» **RECORDS PROVIDED**:
= = = = = = =

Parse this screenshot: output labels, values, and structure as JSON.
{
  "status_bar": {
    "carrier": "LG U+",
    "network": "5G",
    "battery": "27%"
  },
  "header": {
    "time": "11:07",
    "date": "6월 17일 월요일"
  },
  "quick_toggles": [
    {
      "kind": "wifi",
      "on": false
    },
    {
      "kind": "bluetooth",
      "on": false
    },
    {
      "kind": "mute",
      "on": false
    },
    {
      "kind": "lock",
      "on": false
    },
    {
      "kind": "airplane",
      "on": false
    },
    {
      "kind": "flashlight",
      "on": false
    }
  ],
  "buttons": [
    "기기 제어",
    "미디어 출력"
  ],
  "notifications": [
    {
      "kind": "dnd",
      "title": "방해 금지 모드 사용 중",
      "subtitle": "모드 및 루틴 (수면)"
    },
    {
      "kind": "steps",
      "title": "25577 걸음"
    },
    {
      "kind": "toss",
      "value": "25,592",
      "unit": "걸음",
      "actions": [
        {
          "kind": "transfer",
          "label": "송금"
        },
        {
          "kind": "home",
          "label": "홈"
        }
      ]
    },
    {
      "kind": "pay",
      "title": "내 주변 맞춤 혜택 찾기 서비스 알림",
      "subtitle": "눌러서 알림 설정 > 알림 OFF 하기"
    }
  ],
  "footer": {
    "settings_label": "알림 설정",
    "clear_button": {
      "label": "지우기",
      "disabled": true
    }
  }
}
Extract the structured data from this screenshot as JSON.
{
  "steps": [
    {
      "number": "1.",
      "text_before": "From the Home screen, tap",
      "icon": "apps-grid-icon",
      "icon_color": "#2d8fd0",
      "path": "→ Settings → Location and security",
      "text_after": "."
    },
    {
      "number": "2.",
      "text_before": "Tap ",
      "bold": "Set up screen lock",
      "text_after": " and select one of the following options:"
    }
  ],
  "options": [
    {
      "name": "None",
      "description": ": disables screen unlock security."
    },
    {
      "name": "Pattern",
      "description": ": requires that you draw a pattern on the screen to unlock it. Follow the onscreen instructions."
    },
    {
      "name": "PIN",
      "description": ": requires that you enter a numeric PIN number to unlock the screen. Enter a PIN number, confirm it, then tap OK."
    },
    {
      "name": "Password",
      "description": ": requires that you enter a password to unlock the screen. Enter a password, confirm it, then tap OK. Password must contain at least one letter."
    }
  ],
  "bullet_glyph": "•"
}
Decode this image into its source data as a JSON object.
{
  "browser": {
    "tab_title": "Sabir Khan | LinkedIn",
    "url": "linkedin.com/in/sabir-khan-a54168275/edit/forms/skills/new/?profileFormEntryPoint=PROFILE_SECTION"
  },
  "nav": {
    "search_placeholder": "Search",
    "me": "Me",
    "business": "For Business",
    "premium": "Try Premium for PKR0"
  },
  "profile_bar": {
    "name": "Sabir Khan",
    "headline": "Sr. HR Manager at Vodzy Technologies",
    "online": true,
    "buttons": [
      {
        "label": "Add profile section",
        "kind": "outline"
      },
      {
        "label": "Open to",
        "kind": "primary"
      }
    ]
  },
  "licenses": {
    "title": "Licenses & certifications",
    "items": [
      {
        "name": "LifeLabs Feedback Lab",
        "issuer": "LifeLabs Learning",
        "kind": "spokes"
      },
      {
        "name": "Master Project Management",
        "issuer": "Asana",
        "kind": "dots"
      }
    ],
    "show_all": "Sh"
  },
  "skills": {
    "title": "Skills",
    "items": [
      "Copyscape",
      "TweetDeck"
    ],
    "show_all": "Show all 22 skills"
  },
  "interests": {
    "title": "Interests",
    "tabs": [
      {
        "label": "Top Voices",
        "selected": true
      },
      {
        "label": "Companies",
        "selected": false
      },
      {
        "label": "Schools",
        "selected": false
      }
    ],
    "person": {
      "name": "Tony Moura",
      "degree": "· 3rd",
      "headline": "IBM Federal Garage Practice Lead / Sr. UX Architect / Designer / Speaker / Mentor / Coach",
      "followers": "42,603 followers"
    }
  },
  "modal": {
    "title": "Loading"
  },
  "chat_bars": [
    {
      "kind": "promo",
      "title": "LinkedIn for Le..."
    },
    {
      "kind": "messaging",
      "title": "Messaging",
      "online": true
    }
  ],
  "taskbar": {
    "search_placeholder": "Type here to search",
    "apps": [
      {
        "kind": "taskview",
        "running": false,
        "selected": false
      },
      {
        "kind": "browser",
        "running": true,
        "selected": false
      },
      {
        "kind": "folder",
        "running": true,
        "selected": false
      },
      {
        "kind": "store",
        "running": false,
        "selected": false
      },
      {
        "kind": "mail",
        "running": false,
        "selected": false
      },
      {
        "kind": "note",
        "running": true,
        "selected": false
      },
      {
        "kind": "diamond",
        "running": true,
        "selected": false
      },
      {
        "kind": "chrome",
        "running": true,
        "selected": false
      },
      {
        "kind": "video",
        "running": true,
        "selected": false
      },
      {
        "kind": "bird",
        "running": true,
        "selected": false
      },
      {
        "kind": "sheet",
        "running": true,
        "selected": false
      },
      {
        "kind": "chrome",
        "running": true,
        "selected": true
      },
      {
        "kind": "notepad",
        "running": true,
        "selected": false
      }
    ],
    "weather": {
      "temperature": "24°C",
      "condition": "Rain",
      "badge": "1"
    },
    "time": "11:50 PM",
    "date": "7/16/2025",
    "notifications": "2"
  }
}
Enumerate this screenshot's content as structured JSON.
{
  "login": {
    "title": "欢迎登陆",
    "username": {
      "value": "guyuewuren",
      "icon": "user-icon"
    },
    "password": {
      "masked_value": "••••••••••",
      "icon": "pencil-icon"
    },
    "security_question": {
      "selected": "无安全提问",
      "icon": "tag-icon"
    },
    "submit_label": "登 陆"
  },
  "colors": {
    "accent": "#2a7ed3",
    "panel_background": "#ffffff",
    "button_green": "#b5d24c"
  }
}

= = = = = = =

» **OBJECTIVE**:
Repeat every line of the records above exactly.

» **SOLUTION BELOW**:
Parse this screenshot: output labels, values, and structure as JSON.
{
  "status_bar": {
    "carrier": "LG U+",
    "network": "5G",
    "battery": "27%"
  },
  "header": {
    "time": "11:07",
    "date": "6월 17일 월요일"
  },
  "quick_toggles": [
    {
      "kind": "wifi",
      "on": false
    },
    {
      "kind": "bluetooth",
      "on": false
    },
    {
      "kind": "mute",
      "on": false
    },
    {
      "kind": "lock",
      "on": false
    },
    {
      "kind": "airplane",
      "on": false
    },
    {
      "kind": "flashlight",
      "on": false
    }
  ],
  "buttons": [
    "기기 제어",
    "미디어 출력"
  ],
  "notifications": [
    {
      "kind": "dnd",
      "title": "방해 금지 모드 사용 중",
      "subtitle": "모드 및 루틴 (수면)"
    },
    {
      "kind": "steps",
      "title": "25577 걸음"
    },
    {
      "kind": "toss",
      "value": "25,592",
      "unit": "걸음",
      "actions": [
        {
          "kind": "transfer",
          "label": "송금"
        },
        {
          "kind": "home",
          "label": "홈"
        }
      ]
    },
    {
      "kind": "pay",
      "title": "내 주변 맞춤 혜택 찾기 서비스 알림",
      "subtitle": "눌러서 알림 설정 > 알림 OFF 하기"
    }
  ],
  "footer": {
    "settings_label": "알림 설정",
    "clear_button": {
      "label": "지우기",
      "disabled": true
    }
  }
}
Extract the structured data from this screenshot as JSON.
{
  "steps": [
    {
      "number": "1.",
      "text_before": "From the Home screen, tap",
      "icon": "apps-grid-icon",
      "icon_color": "#2d8fd0",
      "path": "→ Settings → Location and security",
      "text_after": "."
    },
    {
      "number": "2.",
      "text_before": "Tap ",
      "bold": "Set up screen lock",
      "text_after": " and select one of the following options:"
    }
  ],
  "options": [
    {
      "name": "None",
      "description": ": disables screen unlock security."
    },
    {
      "name": "Pattern",
      "description": ": requires that you draw a pattern on the screen to unlock it. Follow the onscreen instructions."
    },
    {
      "name": "PIN",
      "description": ": requires that you enter a numeric PIN number to unlock the screen. Enter a PIN number, confirm it, then tap OK."
    },
    {
      "name": "Password",
      "description": ": requires that you enter a password to unlock the screen. Enter a password, confirm it, then tap OK. Password must contain at least one letter."
    }
  ],
  "bullet_glyph": "•"
}
Decode this image into its source data as a JSON object.
{
  "browser": {
    "tab_title": "Sabir Khan | LinkedIn",
    "url": "linkedin.com/in/sabir-khan-a54168275/edit/forms/skills/new/?profileFormEntryPoint=PROFILE_SECTION"
  },
  "nav": {
    "search_placeholder": "Search",
    "me": "Me",
    "business": "For Business",
    "premium": "Try Premium for PKR0"
  },
  "profile_bar": {
    "name": "Sabir Khan",
    "headline": "Sr. HR Manager at Vodzy Technologies",
    "online": true,
    "buttons": [
      {
        "label": "Add profile section",
        "kind": "outline"
      },
      {
        "label": "Open to",
        "kind": "primary"
      }
    ]
  },
  "licenses": {
    "title": "Licenses & certifications",
    "items": [
      {
        "name": "LifeLabs Feedback Lab",
        "issuer": "LifeLabs Learning",
        "kind": "spokes"
      },
      {
        "name": "Master Project Management",
        "issuer": "Asana",
        "kind": "dots"
      }
    ],
    "show_all": "Sh"
  },
  "skills": {
    "title": "Skills",
    "items": [
      "Copyscape",
      "TweetDeck"
    ],
    "show_all": "Show all 22 skills"
  },
  "interests": {
    "title": "Interests",
    "tabs": [
      {
        "label": "Top Voices",
        "selected": true
      },
      {
        "label": "Companies",
        "selected": false
      },
      {
        "label": "Schools",
        "selected": false
      }
    ],
    "person": {
      "name": "Tony Moura",
      "degree": "· 3rd",
      "headline": "IBM Federal Garage Practice Lead / Sr. UX Architect / Designer / Speaker / Mentor / Coach",
      "followers": "42,603 followers"
    }
  },
  "modal": {
    "title": "Loading"
  },
  "chat_bars": [
    {
      "kind": "promo",
      "title": "LinkedIn for Le..."
    },
    {
      "kind": "messaging",
      "title": "Messaging",
      "online": true
    }
  ],
  "taskbar": {
    "search_placeholder": "Type here to search",
    "apps": [
      {
        "kind": "taskview",
        "running": false,
        "selected": false
      },
      {
        "kind": "browser",
        "running": true,
        "selected": false
      },
      {
        "kind": "folder",
        "running": true,
        "selected": false
      },
      {
        "kind": "store",
        "running": false,
        "selected": false
      },
      {
        "kind": "mail",
        "running": false,
        "selected": false
      },
      {
        "kind": "note",
        "running": true,
        "selected": false
      },
      {
        "kind": "diamond",
        "running": true,
        "selected": false
      },
      {
        "kind": "chrome",
        "running": true,
        "selected": false
      },
      {
        "kind": "video",
        "running": true,
        "selected": false
      },
      {
        "kind": "bird",
        "running": true,
        "selected": false
      },
      {
        "kind": "sheet",
        "running": true,
        "selected": false
      },
      {
        "kind": "chrome",
        "running": true,
        "selected": true
      },
      {
        "kind": "notepad",
        "running": true,
        "selected": false
      }
    ],
    "weather": {
      "temperature": "24°C",
      "condition": "Rain",
      "badge": "1"
    },
    "time": "11:50 PM",
    "date": "7/16/2025",
    "notifications": "2"
  }
}
Enumerate this screenshot's content as structured JSON.
{
  "login": {
    "title": "欢迎登陆",
    "username": {
      "value": "guyuewuren",
      "icon": "user-icon"
    },
    "password": {
      "masked_value": "••••••••••",
      "icon": "pencil-icon"
    },
    "security_question": {
      "selected": "无安全提问",
      "icon": "tag-icon"
    },
    "submit_label": "登 陆"
  },
  "colors": {
    "accent": "#2a7ed3",
    "panel_background": "#ffffff",
    "button_green": "#b5d24c"
  }
}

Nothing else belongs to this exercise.